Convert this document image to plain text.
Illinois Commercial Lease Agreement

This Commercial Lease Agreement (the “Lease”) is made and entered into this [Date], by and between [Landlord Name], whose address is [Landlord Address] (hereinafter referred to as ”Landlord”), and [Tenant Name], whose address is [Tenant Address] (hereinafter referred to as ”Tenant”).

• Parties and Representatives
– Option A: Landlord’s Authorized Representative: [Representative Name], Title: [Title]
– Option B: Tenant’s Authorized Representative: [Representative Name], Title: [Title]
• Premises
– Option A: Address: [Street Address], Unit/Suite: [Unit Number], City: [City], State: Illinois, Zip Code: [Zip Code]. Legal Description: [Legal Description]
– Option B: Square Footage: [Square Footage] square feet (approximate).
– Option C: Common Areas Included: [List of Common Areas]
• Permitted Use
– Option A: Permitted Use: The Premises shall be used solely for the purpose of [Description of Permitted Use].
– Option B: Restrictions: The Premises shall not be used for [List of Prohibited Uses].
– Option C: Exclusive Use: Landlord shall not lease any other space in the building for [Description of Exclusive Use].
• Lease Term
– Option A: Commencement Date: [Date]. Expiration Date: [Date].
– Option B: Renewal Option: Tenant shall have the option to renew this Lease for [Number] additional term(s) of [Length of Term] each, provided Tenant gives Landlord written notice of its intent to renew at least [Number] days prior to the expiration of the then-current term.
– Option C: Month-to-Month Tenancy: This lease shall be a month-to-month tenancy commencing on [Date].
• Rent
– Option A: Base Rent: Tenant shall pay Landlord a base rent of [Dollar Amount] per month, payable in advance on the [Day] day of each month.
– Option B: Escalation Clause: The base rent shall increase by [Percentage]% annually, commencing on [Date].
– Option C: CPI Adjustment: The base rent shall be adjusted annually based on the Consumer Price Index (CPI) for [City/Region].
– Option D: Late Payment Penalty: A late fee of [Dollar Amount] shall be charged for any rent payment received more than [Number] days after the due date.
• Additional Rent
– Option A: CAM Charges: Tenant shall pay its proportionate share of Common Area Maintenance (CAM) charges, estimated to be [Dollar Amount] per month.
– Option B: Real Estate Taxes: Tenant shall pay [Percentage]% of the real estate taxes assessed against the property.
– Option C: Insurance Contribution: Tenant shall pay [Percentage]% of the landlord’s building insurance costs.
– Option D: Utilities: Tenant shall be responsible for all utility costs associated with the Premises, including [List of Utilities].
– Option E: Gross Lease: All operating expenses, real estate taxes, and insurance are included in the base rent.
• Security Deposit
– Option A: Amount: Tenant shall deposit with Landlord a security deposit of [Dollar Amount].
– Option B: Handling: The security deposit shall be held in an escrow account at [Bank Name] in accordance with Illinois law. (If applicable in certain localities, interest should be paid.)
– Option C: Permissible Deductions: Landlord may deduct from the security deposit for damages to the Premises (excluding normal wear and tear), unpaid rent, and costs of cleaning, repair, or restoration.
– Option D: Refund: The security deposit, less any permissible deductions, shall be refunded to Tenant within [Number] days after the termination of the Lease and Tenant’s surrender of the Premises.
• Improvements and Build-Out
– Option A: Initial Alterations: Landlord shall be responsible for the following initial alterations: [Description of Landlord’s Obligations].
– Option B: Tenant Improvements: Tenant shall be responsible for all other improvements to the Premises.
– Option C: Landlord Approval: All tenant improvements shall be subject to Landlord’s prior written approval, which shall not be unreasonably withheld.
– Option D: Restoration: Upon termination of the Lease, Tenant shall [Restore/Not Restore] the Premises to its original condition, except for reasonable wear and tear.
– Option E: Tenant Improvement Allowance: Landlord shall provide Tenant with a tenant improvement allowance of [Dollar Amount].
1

*Goal:*
Whenever "Name" turns up in a line, pick that line out.

*Response to the exercise:*
This Commercial Lease Agreement (the “Lease”) is made and entered into this [Date], by and between [Landlord Name], whose address is [Landlord Address] (hereinafter referred to as ”Landlord”), and [Tenant Name], whose address is [Tenant Address] (hereinafter referred to as ”Tenant”).
– Option A: Landlord’s Authorized Representative: [Representative Name], Title: [Title]
– Option B: Tenant’s Authorized Representative: [Representative Name], Title: [Title]
– Option B: Handling: The security deposit shall be held in an escrow account at [Bank Name] in accordance with Illinois law. (If applicable in certain localities, interest should be paid.)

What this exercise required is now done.